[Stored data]
_____
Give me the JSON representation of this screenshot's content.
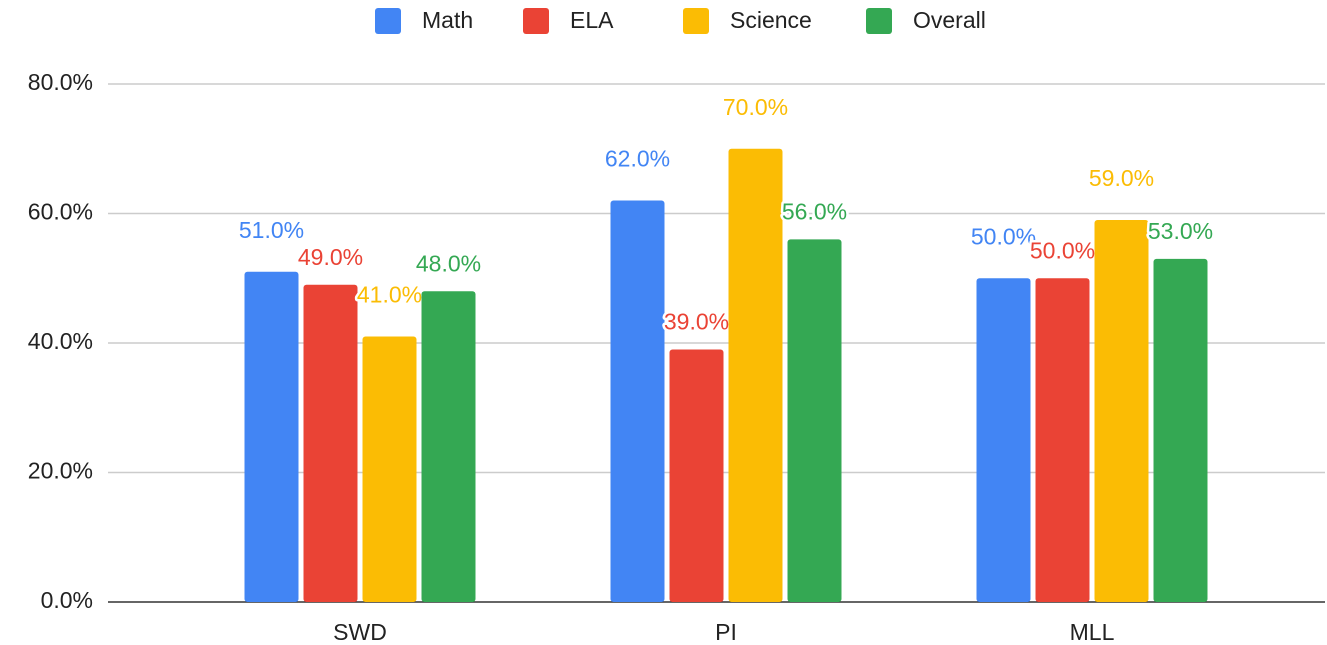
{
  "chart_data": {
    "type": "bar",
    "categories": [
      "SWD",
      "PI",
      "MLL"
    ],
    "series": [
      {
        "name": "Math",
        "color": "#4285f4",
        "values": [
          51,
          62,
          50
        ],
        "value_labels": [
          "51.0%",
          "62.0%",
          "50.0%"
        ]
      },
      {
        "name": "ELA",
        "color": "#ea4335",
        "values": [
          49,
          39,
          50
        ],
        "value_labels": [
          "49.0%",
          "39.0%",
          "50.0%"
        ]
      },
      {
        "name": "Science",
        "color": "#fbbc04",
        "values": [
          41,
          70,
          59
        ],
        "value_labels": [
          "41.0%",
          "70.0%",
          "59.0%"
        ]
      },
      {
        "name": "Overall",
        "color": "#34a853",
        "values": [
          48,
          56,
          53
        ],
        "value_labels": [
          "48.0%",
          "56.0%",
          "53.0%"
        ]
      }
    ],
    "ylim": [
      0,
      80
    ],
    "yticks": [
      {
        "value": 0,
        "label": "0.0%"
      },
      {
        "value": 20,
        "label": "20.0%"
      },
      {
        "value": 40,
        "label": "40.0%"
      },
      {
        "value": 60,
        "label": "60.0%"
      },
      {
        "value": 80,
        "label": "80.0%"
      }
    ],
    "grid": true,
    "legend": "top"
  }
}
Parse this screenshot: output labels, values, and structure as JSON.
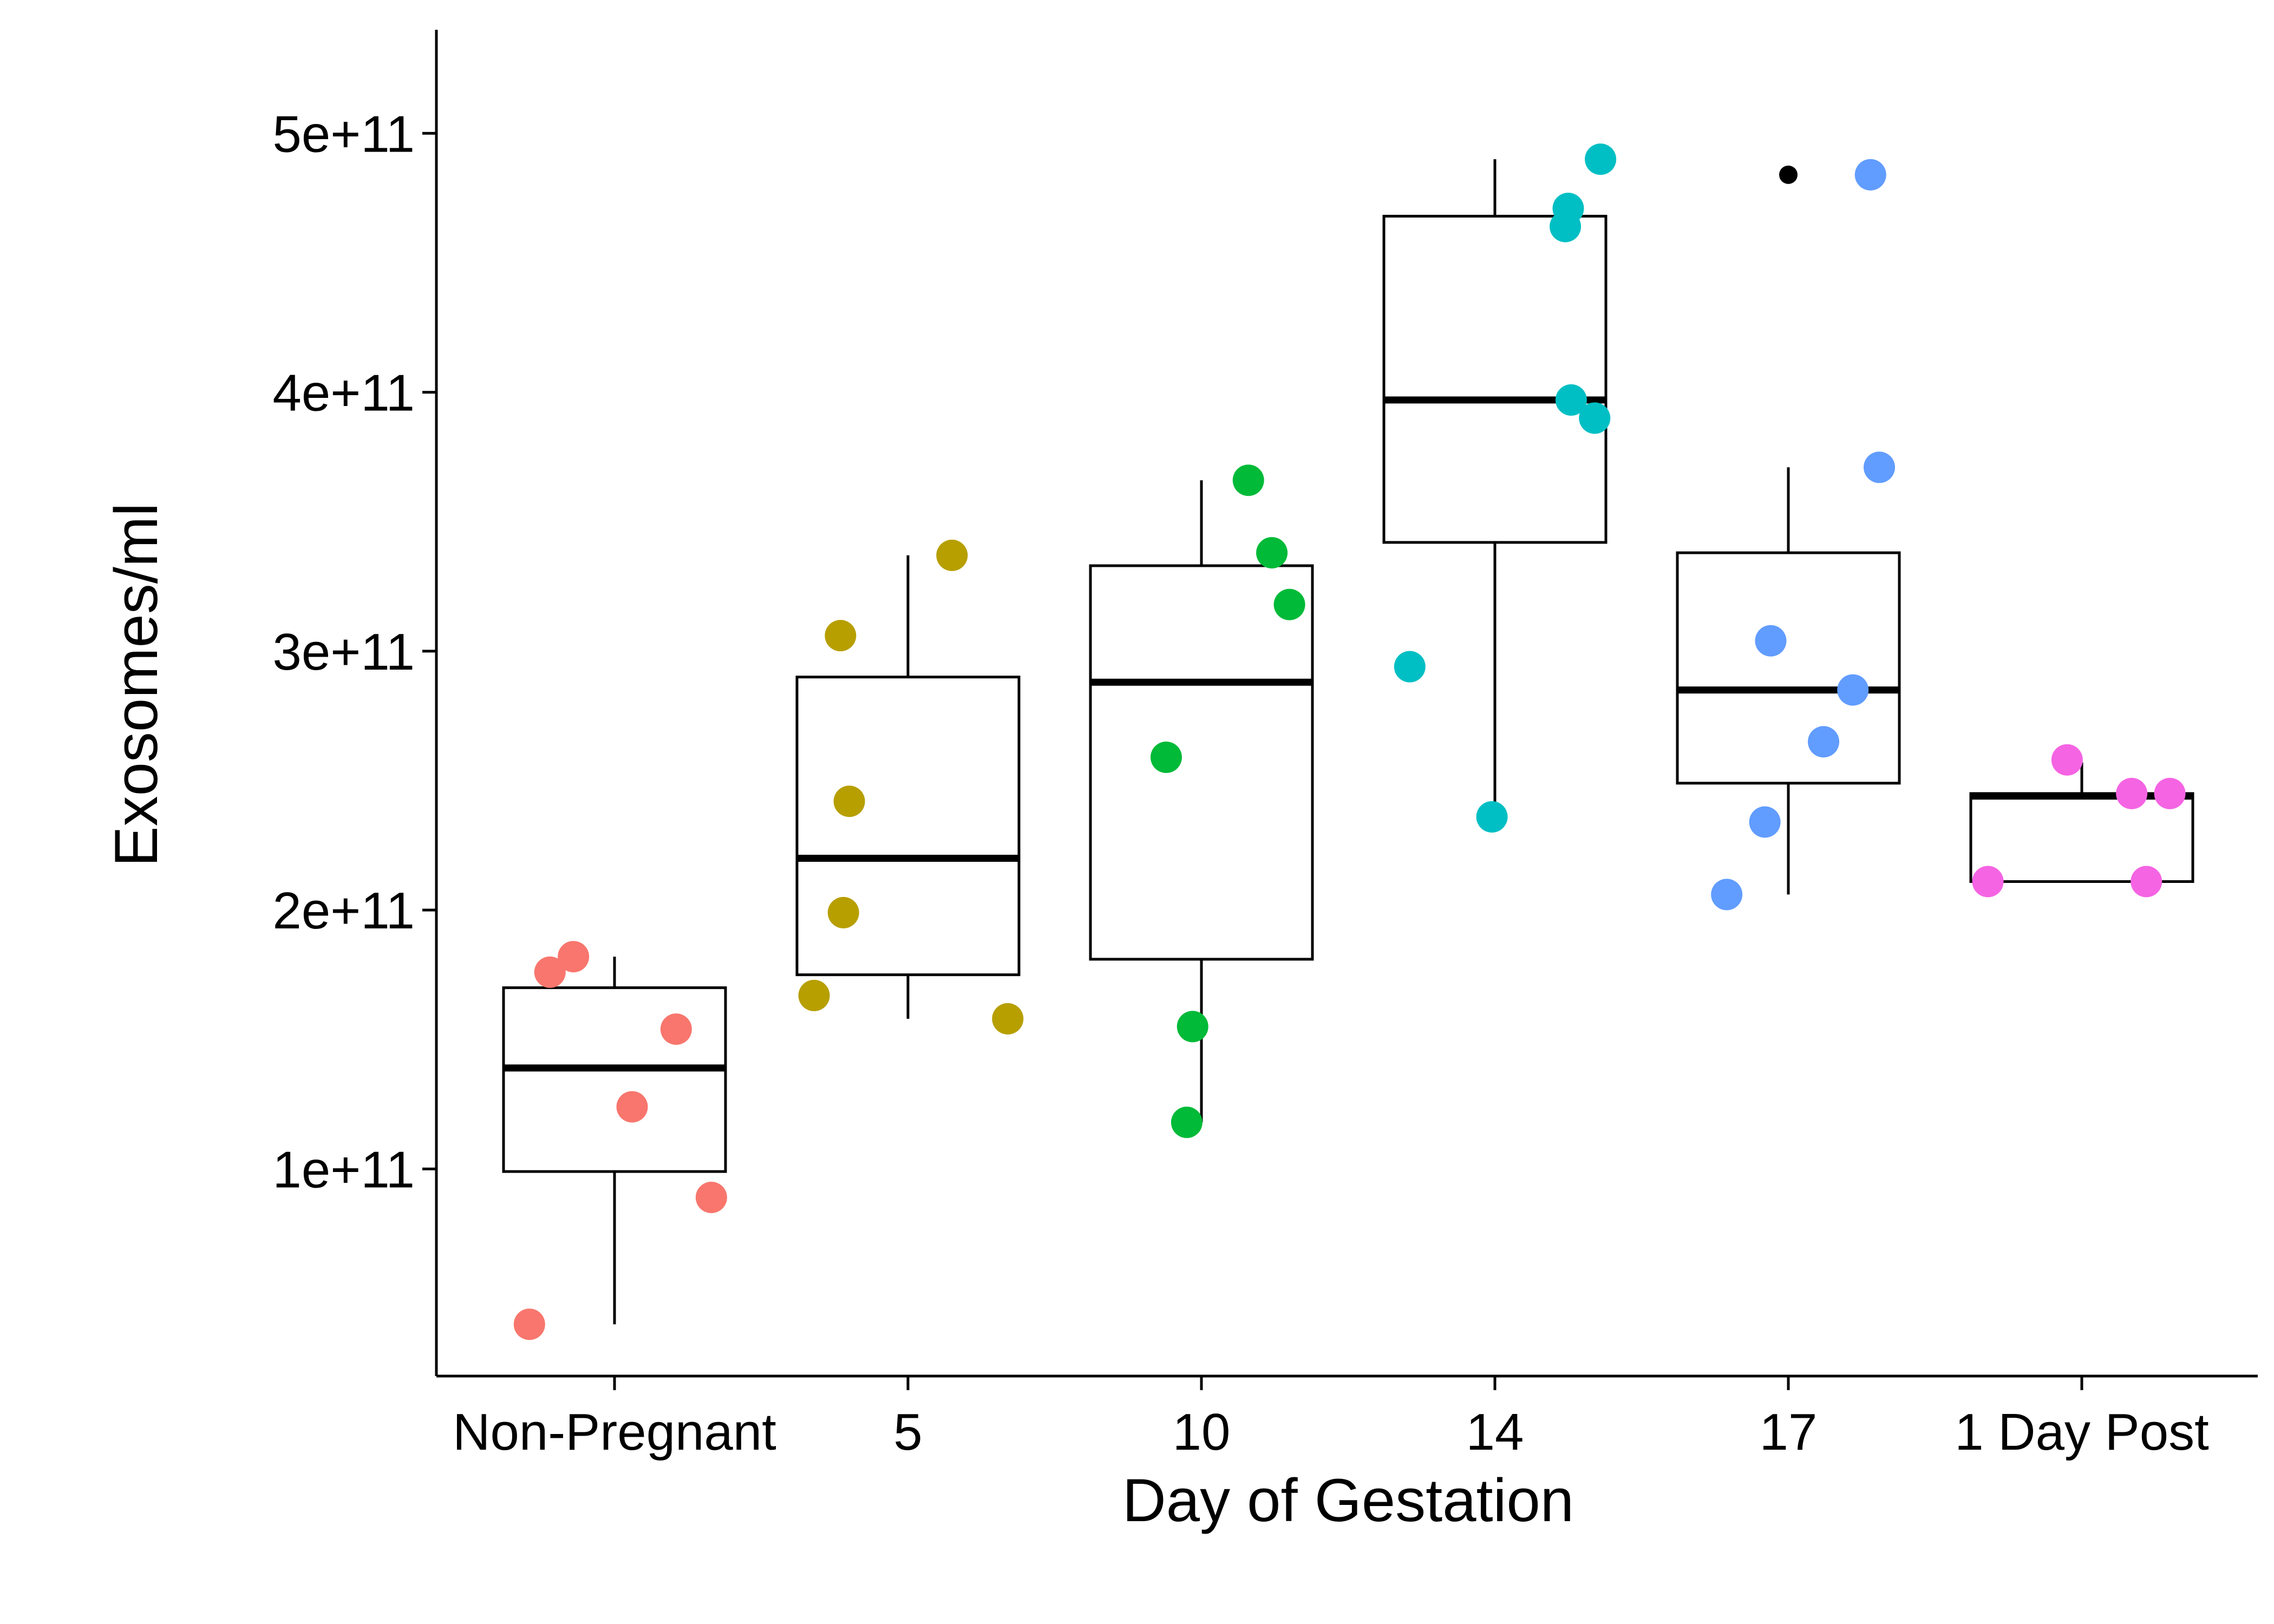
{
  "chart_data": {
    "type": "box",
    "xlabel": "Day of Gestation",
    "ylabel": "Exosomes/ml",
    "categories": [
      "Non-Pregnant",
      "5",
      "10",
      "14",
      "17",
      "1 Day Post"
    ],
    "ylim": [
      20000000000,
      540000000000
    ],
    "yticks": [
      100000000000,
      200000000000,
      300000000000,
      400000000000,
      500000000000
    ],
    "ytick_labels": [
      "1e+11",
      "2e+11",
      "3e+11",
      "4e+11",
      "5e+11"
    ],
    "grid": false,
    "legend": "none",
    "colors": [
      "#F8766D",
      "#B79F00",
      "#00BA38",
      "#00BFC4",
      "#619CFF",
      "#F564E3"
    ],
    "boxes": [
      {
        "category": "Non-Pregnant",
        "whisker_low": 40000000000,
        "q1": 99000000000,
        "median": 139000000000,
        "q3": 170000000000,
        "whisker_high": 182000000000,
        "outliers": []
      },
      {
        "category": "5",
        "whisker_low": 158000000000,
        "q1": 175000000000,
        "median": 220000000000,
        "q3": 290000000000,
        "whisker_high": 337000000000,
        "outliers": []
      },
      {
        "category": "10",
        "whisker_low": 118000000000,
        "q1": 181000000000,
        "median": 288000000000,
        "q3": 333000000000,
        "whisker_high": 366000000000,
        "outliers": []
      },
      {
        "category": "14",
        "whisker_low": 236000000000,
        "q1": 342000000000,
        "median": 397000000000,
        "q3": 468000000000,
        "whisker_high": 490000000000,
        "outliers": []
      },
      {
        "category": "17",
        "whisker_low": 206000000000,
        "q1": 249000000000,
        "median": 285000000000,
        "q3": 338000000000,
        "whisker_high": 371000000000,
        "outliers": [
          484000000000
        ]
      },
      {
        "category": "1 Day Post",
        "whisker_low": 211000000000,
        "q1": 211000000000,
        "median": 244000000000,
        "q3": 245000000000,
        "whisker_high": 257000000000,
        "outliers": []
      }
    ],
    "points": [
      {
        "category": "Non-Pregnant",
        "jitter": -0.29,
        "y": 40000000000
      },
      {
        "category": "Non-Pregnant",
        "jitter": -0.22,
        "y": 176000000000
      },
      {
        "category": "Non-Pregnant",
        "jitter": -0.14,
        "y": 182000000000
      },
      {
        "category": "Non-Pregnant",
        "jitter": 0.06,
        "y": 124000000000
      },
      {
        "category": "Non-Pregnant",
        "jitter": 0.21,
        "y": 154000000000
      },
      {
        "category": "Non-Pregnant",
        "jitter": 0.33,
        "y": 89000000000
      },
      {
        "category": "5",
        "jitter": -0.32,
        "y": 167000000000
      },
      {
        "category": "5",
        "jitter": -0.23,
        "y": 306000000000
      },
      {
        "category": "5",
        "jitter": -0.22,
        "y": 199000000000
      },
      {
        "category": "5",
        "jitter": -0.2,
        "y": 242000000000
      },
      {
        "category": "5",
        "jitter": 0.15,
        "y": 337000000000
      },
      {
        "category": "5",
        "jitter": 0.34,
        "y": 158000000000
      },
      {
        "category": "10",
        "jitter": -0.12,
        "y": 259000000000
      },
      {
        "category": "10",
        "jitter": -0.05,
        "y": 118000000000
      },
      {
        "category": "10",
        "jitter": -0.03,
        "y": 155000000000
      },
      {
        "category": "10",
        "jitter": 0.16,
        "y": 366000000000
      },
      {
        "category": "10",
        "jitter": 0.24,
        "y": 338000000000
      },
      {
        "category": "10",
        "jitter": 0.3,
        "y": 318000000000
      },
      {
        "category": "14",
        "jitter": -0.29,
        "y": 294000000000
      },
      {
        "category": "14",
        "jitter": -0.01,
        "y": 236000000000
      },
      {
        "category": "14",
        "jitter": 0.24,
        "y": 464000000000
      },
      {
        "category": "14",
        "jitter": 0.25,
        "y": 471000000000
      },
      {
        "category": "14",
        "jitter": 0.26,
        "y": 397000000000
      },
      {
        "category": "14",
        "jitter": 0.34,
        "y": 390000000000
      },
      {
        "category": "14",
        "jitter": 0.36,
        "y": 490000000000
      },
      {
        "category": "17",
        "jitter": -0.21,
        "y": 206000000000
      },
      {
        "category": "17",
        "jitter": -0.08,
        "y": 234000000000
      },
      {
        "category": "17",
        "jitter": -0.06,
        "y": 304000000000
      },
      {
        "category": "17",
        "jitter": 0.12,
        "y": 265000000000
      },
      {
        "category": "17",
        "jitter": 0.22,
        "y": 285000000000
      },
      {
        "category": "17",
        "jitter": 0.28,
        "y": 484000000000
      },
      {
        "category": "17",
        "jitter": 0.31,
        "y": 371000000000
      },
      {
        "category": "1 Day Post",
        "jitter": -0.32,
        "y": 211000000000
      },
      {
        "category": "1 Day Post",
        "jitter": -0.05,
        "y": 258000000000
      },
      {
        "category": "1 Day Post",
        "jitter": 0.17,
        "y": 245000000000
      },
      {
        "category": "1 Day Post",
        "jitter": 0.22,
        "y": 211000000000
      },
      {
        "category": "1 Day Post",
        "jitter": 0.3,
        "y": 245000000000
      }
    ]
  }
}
_____
EXERCISE INSTRUCTIONS: Pick out the lines above containing the word "screenshot", then copy them.

CORRECT RESULT:
Give me the JSON representation of this screenshot's content.
Parse this screenshot: output labels, values, and structure as JSON.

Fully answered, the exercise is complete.